Exercise prompt. Resume the guide to building a social media plan for a small business, starting right after its last sentence.

Text segment.
_____
If you’re a small business owner, chances are you’re not a professional social media marketer, too. You’re probably familiar with most social media platforms but you might not know how to use them all effectively for your business.
You probably know that you should be on social media, given the fact that 3.5 billion people worldwide use at least one social media platform. In the United States, 72% have at least one social media account, which is so crazy to think about! But, just knowing how important it is for a business to be on social media isn’t enough. You have to know how to use it to your advantage!
When it comes to running a business account, social media gets a little more complex. The rules, the algorithms, the audience, the content… it’s a lot to consider and on top of that, everything varies from one platform to another.
Understanding social media can be overwhelming for many business owners who are just trying to develop a simple marketing plan that they can put into action quickly.
Even though it takes a little work upfront, a social media plan is critical for your business. It’s going to help you take advantage of the free tools that social media offers so you can get your business noticed by new people. You can’t just create random posts and expect to see results. You need a plan that outlines specific goals and steps that show you how you’re going to get there.
But, before we get ahead of ourselves, let’s talk about what a social media marketing plan is and how it can help you.
What Is a Social Media Plan?
A social media plan is a marketing plan that includes every goal and every action you want to take on social media. It might also map out all of the social media content you want to create and post.
Basically, it’s a way for you to have more clarity so you can work in batches, see what’s coming up and what needs to be done, and measure the success of your efforts when it comes to social media.
What Should a Social Media Plan Include?
You can tailor your social media marketing plan according to your own needs. However, there are a few aspects that you should definitely include in your strategy:
- Current Strategy Analysis
- Brand Persona
- Social Media Content Calendar
- Overall Analysis
As you will see, creating a successful social media marketing plan goes beyond just an editorial calendar.
It will take a little time for you to put it all together at first but just keep in mind, you only have to do it once. After you have everything set up, you can use your social media plan on any platform you want to start using for your business.
How to Create a Social Media Plan for Your Small Business in 8 Steps
Most social media guides out there seem to be made for big companies. We wanted to create a simple guide for small businesses that contains everything you need to create your own social media marketing plan. Here are the eight steps that you can follow right now to build out a social media marketing plan from scratch:
1. Analyze Your Current Strategy
Most of you are probably not starting from square one. Chances are you’re not an absolute beginner on social media, and you might already have an account for your business on a few social channels. If so, just use the information you already have to analyze what’s working and what’s not.
_____
Extracted material.
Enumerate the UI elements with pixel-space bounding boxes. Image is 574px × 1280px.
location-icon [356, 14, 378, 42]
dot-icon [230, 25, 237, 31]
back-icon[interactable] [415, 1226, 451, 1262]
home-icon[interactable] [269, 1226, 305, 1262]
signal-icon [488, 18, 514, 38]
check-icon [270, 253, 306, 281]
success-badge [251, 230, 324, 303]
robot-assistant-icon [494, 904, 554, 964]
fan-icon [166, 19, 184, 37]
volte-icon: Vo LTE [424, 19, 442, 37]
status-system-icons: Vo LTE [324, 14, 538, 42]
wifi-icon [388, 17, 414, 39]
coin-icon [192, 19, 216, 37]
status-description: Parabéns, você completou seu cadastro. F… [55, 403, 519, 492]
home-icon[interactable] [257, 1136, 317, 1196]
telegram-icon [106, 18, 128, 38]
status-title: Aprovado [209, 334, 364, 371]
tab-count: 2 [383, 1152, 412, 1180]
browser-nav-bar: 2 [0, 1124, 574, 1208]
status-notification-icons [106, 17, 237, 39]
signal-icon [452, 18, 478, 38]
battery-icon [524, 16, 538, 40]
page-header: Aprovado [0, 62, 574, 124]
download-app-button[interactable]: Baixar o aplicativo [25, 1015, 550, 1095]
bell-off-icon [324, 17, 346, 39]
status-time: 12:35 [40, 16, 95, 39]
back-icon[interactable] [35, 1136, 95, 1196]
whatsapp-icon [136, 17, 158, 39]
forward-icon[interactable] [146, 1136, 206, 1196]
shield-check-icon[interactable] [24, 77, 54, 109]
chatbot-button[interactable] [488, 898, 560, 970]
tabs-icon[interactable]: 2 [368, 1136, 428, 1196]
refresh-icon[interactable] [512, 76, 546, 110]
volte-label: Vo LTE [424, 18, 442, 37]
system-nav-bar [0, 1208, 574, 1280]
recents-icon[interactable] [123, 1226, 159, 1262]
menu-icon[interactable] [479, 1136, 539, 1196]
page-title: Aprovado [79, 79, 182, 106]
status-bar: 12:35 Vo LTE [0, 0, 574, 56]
_____
Written answer.
If you don’t have an account set up for your business yet, go ahead and skip to step two. However, if you regularly share business-related stuff on your personal social media accounts, keep on reading through step one.
If you’ve ever posted images, posts, or videos related to your business, you can look back and see what kind of engagement you got from it. Did people like the post? Did they watch the video? If you do have a business account, have people clicked on your call to action button or sent messages to you?
These are great starting points because no matter the results, you have some data to work with. Even if everything has fallen flat so far, you know what hasn’t worked. That is still valuable information!
How to Analyze Your Current Strategy
So, before you move to the second step, take some time to evaluate the plan you already have in place. Here’s what you’re going to do:
List All Social Networks Your Business Is Already On
This is simple; just create a list of the social networks you’ve posted on for your business. You can list the social channels you have a personal account on if you’ve been posting business-related content on it, too.
Ask Yourself: Is My Audience On These Social Channels?
Sometimes, the reason why you can’t grow on a particular social media platform is simply because your target audience doesn’t hang out there.
For each of the main social media channels (Facebook, Twitter, Instagram, YouTube, etc) check the demographics and see if they align with your ideal audience.
If you’re not certain who is your ideal audience, you’ll work on that more in step three, so you can always come back to this step afterward.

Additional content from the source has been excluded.